Instruction: Return exactly the lines of the data below, from the one that contains "Read all visible content and emit it as JSON." through the final line, and leave out every picture.

Data excerpts:
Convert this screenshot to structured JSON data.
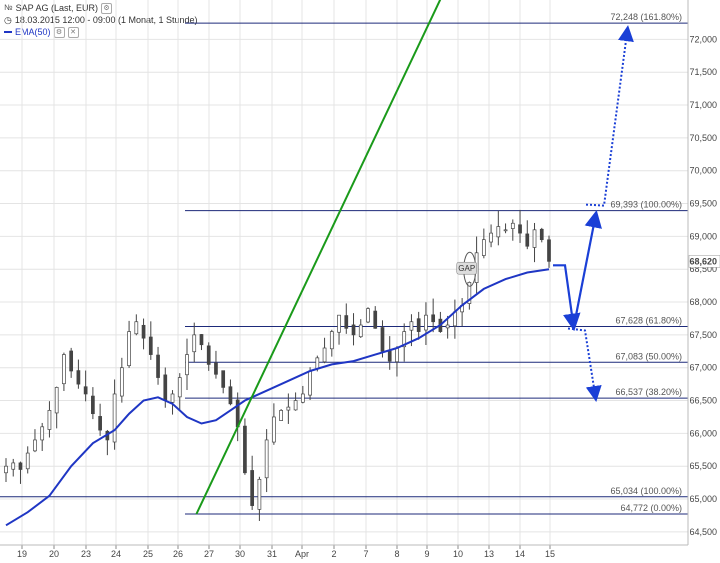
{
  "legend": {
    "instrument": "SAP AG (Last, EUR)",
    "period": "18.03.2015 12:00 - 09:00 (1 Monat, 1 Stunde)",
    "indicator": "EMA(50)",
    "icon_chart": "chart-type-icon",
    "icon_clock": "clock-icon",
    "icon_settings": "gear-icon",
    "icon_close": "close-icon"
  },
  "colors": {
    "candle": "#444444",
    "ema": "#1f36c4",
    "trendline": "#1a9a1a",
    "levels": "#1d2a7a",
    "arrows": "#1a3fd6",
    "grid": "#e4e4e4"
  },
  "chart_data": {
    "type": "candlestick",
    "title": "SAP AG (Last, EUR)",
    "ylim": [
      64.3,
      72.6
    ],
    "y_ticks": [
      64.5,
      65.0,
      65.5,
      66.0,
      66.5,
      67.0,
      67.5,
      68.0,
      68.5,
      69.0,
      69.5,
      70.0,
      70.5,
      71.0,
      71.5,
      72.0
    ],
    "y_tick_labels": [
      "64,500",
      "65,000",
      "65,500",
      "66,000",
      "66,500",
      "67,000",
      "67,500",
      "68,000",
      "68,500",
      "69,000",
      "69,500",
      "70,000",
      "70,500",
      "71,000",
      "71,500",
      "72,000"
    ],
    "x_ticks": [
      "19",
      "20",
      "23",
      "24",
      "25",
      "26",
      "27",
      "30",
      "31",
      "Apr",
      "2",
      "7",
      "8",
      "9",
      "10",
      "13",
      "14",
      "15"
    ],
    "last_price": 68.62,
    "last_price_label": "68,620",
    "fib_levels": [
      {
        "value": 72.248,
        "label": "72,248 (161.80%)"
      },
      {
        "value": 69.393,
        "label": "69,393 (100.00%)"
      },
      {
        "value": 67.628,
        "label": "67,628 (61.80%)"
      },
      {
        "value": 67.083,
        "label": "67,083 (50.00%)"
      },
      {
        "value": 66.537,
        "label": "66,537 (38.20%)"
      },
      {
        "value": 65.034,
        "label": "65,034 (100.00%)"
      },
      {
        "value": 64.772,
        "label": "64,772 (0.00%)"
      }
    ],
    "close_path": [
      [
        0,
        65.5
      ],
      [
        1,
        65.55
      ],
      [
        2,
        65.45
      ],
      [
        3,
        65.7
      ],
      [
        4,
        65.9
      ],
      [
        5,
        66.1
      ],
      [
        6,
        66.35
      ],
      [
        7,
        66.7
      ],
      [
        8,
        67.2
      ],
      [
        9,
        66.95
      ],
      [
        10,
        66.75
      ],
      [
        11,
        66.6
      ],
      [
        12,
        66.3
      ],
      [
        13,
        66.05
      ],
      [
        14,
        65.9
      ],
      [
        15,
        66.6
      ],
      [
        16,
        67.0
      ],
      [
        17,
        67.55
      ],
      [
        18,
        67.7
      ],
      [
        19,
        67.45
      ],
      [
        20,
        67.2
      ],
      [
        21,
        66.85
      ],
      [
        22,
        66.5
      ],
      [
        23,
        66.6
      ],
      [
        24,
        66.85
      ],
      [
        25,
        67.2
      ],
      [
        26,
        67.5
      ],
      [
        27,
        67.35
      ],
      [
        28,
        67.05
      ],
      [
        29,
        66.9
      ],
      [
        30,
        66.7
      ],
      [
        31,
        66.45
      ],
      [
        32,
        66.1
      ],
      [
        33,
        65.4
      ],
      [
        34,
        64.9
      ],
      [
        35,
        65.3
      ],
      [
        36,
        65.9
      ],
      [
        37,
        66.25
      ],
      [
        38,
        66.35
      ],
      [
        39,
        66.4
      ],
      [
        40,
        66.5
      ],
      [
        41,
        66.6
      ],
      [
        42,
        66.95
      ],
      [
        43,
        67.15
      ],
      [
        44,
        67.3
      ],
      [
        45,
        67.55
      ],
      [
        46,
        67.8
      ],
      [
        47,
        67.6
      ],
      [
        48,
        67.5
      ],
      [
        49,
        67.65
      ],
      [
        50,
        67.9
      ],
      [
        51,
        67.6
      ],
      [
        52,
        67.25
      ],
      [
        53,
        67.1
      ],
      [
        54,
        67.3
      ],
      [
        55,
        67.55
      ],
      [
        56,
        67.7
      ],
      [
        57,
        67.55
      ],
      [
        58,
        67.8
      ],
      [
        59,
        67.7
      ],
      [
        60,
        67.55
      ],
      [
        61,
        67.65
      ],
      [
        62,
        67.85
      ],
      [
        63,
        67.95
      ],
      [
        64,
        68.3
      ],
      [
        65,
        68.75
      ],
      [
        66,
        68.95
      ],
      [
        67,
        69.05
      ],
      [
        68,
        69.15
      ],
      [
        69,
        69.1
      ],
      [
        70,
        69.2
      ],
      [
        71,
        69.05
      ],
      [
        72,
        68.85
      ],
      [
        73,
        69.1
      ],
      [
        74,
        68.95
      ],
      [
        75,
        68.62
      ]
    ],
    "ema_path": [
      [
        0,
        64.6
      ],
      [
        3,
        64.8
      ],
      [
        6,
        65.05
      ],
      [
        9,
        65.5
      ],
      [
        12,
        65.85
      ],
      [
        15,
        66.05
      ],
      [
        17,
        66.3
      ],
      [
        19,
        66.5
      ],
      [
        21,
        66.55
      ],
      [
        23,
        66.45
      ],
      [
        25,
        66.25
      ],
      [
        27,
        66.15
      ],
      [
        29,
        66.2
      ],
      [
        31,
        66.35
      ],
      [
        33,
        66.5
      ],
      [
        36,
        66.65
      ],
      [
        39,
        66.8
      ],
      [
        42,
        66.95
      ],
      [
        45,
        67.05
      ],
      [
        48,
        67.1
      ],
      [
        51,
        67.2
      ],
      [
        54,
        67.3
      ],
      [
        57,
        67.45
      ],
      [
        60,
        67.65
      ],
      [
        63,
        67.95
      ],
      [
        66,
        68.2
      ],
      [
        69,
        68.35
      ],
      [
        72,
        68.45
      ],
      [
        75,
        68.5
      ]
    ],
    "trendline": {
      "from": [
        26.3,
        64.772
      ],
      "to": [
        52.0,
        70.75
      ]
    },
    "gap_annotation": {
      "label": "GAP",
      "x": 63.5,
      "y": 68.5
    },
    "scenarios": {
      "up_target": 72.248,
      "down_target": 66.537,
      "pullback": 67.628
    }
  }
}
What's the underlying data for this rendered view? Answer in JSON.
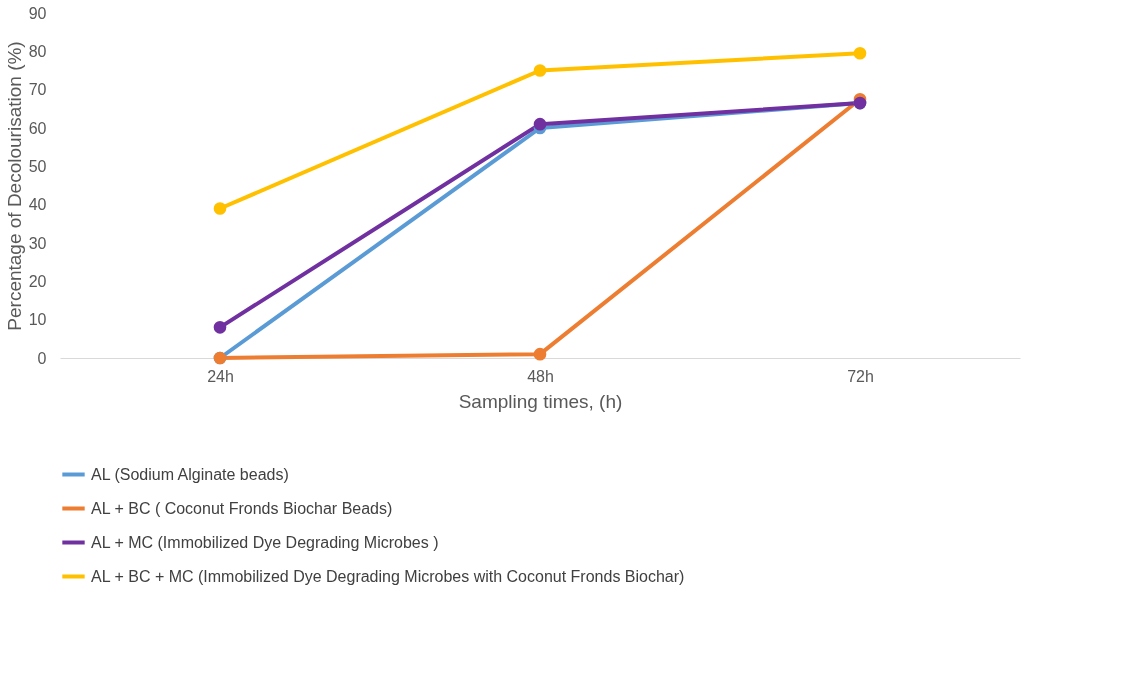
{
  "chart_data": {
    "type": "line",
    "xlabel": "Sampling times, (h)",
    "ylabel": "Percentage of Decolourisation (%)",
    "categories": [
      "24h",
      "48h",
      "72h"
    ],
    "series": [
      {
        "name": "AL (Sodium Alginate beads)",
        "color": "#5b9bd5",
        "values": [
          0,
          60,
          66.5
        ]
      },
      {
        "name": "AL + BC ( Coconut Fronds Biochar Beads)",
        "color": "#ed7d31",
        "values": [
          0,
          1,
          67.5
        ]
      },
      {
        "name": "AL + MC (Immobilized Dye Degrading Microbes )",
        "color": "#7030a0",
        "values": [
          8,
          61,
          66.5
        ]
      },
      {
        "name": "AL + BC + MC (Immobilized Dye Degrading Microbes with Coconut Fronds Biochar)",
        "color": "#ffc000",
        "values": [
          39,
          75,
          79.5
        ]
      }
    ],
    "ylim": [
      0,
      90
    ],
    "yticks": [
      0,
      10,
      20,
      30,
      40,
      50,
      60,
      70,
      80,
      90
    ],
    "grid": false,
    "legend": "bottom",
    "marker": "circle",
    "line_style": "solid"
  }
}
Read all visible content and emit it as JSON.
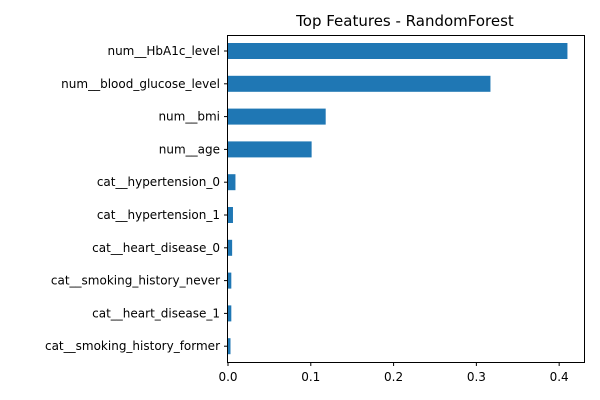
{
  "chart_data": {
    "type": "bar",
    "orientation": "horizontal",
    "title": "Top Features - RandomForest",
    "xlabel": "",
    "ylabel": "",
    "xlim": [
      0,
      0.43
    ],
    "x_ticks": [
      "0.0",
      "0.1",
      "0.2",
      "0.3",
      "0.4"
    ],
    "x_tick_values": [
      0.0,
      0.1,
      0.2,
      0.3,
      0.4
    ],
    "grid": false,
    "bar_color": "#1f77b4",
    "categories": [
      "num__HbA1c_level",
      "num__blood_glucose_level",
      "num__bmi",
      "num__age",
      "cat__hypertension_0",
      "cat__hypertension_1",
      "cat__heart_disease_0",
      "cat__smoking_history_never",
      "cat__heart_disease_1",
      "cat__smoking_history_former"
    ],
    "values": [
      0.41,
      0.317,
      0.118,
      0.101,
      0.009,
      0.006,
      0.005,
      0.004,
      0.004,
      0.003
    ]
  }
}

Solution for this exercise:
Read all visible content and emit it as JSON.
{
  "chart_data": {
    "type": "bar",
    "orientation": "horizontal",
    "title": "Top Features - RandomForest",
    "xlabel": "",
    "ylabel": "",
    "xlim": [
      0,
      0.43
    ],
    "x_ticks": [
      "0.0",
      "0.1",
      "0.2",
      "0.3",
      "0.4"
    ],
    "x_tick_values": [
      0.0,
      0.1,
      0.2,
      0.3,
      0.4
    ],
    "grid": false,
    "bar_color": "#1f77b4",
    "categories": [
      "num__HbA1c_level",
      "num__blood_glucose_level",
      "num__bmi",
      "num__age",
      "cat__hypertension_0",
      "cat__hypertension_1",
      "cat__heart_disease_0",
      "cat__smoking_history_never",
      "cat__heart_disease_1",
      "cat__smoking_history_former"
    ],
    "values": [
      0.41,
      0.317,
      0.118,
      0.101,
      0.009,
      0.006,
      0.005,
      0.004,
      0.004,
      0.003
    ]
  }
}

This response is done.